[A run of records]
----------------

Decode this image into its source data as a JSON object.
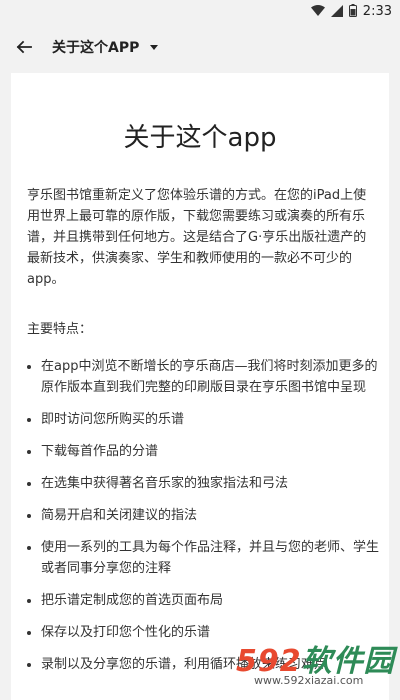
{
  "status_bar": {
    "time": "2:33",
    "icons": [
      "wifi-icon",
      "signal-icon",
      "battery-icon"
    ]
  },
  "app_bar": {
    "title": "关于这个APP",
    "back_icon": "arrow-left-icon",
    "dropdown_icon": "caret-down-icon"
  },
  "content": {
    "title": "关于这个app",
    "intro": "亨乐图书馆重新定义了您体验乐谱的方式。在您的iPad上使用世界上最可靠的原作版，下载您需要练习或演奏的所有乐谱，并且携带到任何地方。这是结合了G·亨乐出版社遗产的最新技术，供演奏家、学生和教师使用的一款必不可少的app。",
    "features_title": "主要特点：",
    "features": [
      "在app中浏览不断增长的亨乐商店—我们将时刻添加更多的原作版本直到我们完整的印刷版目录在亨乐图书馆中呈现",
      "即时访问您所购买的乐谱",
      "下载每首作品的分谱",
      "在选集中获得著名音乐家的独家指法和弓法",
      "简易开启和关闭建议的指法",
      "使用一系列的工具为每个作品注释，并且与您的老师、学生或者同事分享您的注释",
      "把乐谱定制成您的首选页面布局",
      "保存以及打印您个性化的乐谱",
      "录制以及分享您的乐谱，利用循环播放来练习难点"
    ]
  },
  "watermark": {
    "logo_number": "592",
    "logo_text": "软件园",
    "url": "www.592xiazai.com"
  }
}
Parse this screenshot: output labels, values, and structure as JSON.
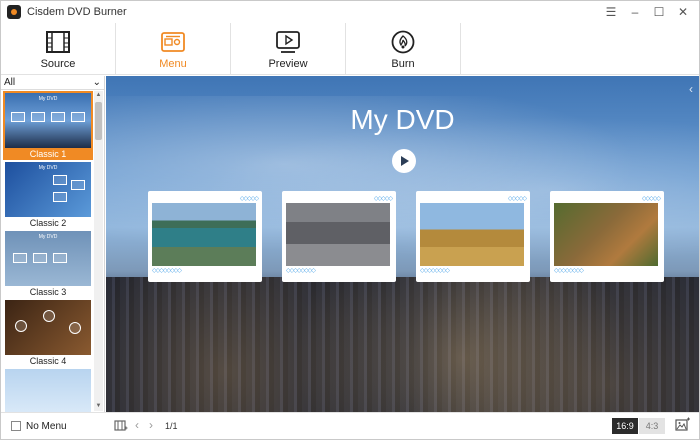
{
  "app": {
    "title": "Cisdem DVD Burner"
  },
  "window_controls": [
    "menu-icon",
    "minimize-icon",
    "maximize-icon",
    "close-icon"
  ],
  "topnav": {
    "tabs": [
      {
        "label": "Source",
        "icon": "film-icon",
        "active": false
      },
      {
        "label": "Menu",
        "icon": "menu-template-icon",
        "active": true
      },
      {
        "label": "Preview",
        "icon": "play-screen-icon",
        "active": false
      },
      {
        "label": "Burn",
        "icon": "disc-burn-icon",
        "active": false
      }
    ]
  },
  "colors": {
    "accent": "#f08a24",
    "active_ratio": "#2b2b2b"
  },
  "sidebar": {
    "filter": "All",
    "templates": [
      {
        "label": "Classic 1",
        "selected": true
      },
      {
        "label": "Classic 2",
        "selected": false
      },
      {
        "label": "Classic 3",
        "selected": false
      },
      {
        "label": "Classic 4",
        "selected": false
      },
      {
        "label": "",
        "selected": false
      }
    ]
  },
  "preview": {
    "title": "My DVD",
    "card_dots": "◇◇◇◇◇◇◇◇",
    "card_dots_top": "◇◇◇◇◇"
  },
  "bottombar": {
    "no_menu_label": "No Menu",
    "page": "1/1",
    "ratio_169": "16:9",
    "ratio_43": "4:3"
  }
}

----------------

Exercise details>
Without including the pictures, return each record above exactly as it stands.

Result for this exercise>
Decode this image into its source data as a JSON object.
{
  "status_bar": {
    "time": "2:33",
    "icons": [
      "wifi-icon",
      "signal-icon",
      "battery-icon"
    ]
  },
  "app_bar": {
    "title": "关于这个APP",
    "back_icon": "arrow-left-icon",
    "dropdown_icon": "caret-down-icon"
  },
  "content": {
    "title": "关于这个app",
    "intro": "亨乐图书馆重新定义了您体验乐谱的方式。在您的iPad上使用世界上最可靠的原作版，下载您需要练习或演奏的所有乐谱，并且携带到任何地方。这是结合了G·亨乐出版社遗产的最新技术，供演奏家、学生和教师使用的一款必不可少的app。",
    "features_title": "主要特点：",
    "features": [
      "在app中浏览不断增长的亨乐商店—我们将时刻添加更多的原作版本直到我们完整的印刷版目录在亨乐图书馆中呈现",
      "即时访问您所购买的乐谱",
      "下载每首作品的分谱",
      "在选集中获得著名音乐家的独家指法和弓法",
      "简易开启和关闭建议的指法",
      "使用一系列的工具为每个作品注释，并且与您的老师、学生或者同事分享您的注释",
      "把乐谱定制成您的首选页面布局",
      "保存以及打印您个性化的乐谱",
      "录制以及分享您的乐谱，利用循环播放来练习难点"
    ]
  },
  "watermark": {
    "logo_number": "592",
    "logo_text": "软件园",
    "url": "www.592xiazai.com"
  }
}
Parse this screenshot: output labels, values, and structure as JSON.
{
  "app": {
    "title": "Cisdem DVD Burner"
  },
  "window_controls": [
    "menu-icon",
    "minimize-icon",
    "maximize-icon",
    "close-icon"
  ],
  "topnav": {
    "tabs": [
      {
        "label": "Source",
        "icon": "film-icon",
        "active": false
      },
      {
        "label": "Menu",
        "icon": "menu-template-icon",
        "active": true
      },
      {
        "label": "Preview",
        "icon": "play-screen-icon",
        "active": false
      },
      {
        "label": "Burn",
        "icon": "disc-burn-icon",
        "active": false
      }
    ]
  },
  "colors": {
    "accent": "#f08a24",
    "active_ratio": "#2b2b2b"
  },
  "sidebar": {
    "filter": "All",
    "templates": [
      {
        "label": "Classic 1",
        "selected": true
      },
      {
        "label": "Classic 2",
        "selected": false
      },
      {
        "label": "Classic 3",
        "selected": false
      },
      {
        "label": "Classic 4",
        "selected": false
      },
      {
        "label": "",
        "selected": false
      }
    ]
  },
  "preview": {
    "title": "My DVD",
    "card_dots": "◇◇◇◇◇◇◇◇",
    "card_dots_top": "◇◇◇◇◇"
  },
  "bottombar": {
    "no_menu_label": "No Menu",
    "page": "1/1",
    "ratio_169": "16:9",
    "ratio_43": "4:3"
  }
}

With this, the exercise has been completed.